# start of Text
Well, maybe there is a trend, but still not as clear as volatile acidity. It is not a surprise, since wine on the taste is much more complex. Different types of acid will affect our feelings of it. For example, during the ageing process of Chardonnay, the malic acid will convert to lactic acid gradually, the sharp acid taste will become more smooth.
The third strongest correlation feature for quality is sulphates (0.25). This coefficient is not so meaningful, but let’s have a look first.
Here again I added jitter and some transparency to prevent overplotting. There does appear to be a trend toward higher sulphate levels in higher rated wines. But there also are a large number of outliers for the wines rated as 5 or 6.
There is a long tail! Maybe we should try to take a log.
It’s much better. Let’s take a look at the correlation.
## cor
## 0.3086419
It is higher than previous 0.25. It makes the variable more meaningful for the wine quality.
# end of Text
# start of Entries supplied
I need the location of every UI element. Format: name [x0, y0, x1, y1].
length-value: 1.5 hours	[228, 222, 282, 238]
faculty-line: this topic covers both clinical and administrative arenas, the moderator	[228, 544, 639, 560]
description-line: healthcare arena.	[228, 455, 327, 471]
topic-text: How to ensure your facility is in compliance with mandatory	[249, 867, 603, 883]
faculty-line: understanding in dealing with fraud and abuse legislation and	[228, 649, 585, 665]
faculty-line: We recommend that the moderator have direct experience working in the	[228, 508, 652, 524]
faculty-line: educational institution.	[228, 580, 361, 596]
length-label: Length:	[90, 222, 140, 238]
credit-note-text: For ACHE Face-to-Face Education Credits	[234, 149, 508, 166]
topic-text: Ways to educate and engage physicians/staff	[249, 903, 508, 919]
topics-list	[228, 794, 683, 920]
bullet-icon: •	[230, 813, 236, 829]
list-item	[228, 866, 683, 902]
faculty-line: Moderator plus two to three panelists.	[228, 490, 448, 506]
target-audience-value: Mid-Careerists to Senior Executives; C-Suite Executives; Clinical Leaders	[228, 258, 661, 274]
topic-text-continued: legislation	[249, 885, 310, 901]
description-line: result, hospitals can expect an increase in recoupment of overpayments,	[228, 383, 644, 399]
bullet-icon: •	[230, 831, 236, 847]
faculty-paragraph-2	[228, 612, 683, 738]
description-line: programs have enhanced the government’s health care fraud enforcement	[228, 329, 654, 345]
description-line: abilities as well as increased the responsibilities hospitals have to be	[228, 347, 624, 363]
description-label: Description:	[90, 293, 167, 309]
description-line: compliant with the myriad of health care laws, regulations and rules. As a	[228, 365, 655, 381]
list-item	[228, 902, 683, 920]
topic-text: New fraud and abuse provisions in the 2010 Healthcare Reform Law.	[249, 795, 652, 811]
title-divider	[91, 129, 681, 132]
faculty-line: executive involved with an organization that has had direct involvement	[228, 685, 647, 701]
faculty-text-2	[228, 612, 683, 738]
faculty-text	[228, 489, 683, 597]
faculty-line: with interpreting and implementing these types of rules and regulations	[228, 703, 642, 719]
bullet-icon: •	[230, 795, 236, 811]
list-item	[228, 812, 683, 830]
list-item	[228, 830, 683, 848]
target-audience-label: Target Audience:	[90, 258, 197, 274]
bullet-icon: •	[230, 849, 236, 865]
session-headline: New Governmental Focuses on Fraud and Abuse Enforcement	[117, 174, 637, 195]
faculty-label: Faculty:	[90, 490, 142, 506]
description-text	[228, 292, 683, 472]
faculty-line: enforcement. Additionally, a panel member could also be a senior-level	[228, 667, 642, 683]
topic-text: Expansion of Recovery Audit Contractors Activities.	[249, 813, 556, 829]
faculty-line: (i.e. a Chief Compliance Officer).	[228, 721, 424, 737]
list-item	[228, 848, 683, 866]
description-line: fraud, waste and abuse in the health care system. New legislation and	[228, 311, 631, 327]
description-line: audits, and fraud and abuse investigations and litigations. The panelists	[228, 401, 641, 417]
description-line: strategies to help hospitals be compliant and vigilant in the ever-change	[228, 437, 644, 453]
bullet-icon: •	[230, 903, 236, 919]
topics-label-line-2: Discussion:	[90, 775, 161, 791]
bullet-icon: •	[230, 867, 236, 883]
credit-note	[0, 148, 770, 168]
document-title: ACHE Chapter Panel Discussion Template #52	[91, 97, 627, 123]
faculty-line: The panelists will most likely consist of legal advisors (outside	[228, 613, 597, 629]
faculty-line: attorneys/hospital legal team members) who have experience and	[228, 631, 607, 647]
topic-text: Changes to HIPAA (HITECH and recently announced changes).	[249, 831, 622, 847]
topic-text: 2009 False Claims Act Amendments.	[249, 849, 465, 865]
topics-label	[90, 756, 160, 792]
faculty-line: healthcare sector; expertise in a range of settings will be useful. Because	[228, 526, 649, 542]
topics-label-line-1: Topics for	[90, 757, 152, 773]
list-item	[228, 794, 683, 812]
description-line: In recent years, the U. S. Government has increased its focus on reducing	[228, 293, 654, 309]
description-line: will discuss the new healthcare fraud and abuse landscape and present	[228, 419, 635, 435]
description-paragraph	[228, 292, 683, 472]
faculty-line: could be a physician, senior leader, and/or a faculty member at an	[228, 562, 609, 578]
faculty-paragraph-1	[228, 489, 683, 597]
# end of Entries supplied
## Request
Reproduce the whole wine quality text word for word.

## Result below
Well, maybe there is a trend, but still not as clear as volatile acidity. It is not a surprise, since wine on the taste is much more complex. Different types of acid will affect our feelings of it. For example, during the ageing process of Chardonnay, the malic acid will convert to lactic acid gradually, the sharp acid taste will become more smooth.
The third strongest correlation feature for quality is sulphates (0.25). This coefficient is not so meaningful, but let’s have a look first.
Here again I added jitter and some transparency to prevent overplotting. There does appear to be a trend toward higher sulphate levels in higher rated wines. But there also are a large number of outliers for the wines rated as 5 or 6.
There is a long tail! Maybe we should try to take a log.
It’s much better. Let’s take a look at the correlation.
## cor
## 0.3086419
It is higher than previous 0.25. It makes the variable more meaningful for the wine quality.